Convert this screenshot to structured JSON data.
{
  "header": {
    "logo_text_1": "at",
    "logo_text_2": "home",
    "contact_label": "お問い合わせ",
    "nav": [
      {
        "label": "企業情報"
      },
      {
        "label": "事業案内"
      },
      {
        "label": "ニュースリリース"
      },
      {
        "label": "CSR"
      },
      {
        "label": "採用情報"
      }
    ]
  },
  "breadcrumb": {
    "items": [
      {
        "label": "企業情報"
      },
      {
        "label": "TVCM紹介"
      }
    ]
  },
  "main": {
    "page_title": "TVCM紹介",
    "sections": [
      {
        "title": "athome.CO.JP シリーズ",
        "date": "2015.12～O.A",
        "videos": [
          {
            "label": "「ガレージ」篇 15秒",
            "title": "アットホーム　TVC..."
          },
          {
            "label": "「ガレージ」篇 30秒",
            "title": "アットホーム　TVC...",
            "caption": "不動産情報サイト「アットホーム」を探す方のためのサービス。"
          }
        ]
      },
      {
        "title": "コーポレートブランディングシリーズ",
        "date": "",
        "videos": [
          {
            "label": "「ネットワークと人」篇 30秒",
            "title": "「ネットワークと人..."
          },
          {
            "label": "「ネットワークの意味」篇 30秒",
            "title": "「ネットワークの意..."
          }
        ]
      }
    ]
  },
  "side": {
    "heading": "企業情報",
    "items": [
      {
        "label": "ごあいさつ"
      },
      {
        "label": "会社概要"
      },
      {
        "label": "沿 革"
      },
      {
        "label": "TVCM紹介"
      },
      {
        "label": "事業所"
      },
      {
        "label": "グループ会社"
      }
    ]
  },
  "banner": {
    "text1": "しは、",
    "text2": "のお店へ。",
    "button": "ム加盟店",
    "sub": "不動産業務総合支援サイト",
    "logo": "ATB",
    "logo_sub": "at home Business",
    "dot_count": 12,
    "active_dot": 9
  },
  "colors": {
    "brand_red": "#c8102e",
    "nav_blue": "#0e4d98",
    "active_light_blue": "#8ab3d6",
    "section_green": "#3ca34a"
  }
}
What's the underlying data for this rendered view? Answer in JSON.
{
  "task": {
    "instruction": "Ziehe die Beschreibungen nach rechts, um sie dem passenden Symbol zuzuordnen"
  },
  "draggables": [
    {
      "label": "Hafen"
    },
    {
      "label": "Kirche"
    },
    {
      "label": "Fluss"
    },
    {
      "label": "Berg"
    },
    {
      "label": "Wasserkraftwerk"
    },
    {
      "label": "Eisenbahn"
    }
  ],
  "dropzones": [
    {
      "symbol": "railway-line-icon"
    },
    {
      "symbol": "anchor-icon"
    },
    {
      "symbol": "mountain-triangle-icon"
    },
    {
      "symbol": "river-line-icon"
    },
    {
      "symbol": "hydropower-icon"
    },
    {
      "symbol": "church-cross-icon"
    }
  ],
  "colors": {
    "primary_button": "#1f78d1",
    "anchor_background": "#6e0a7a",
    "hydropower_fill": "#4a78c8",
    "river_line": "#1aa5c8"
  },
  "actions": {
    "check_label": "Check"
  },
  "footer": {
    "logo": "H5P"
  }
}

-*-*-

**WRITTEN REQUEST**
Pick out the lines that include the word "icon" and write them out.

**ANSWER TO THIS TASK**
      "symbol": "railway-line-icon"
      "symbol": "anchor-icon"
      "symbol": "mountain-triangle-icon"
      "symbol": "river-line-icon"
      "symbol": "hydropower-icon"
      "symbol": "church-cross-icon"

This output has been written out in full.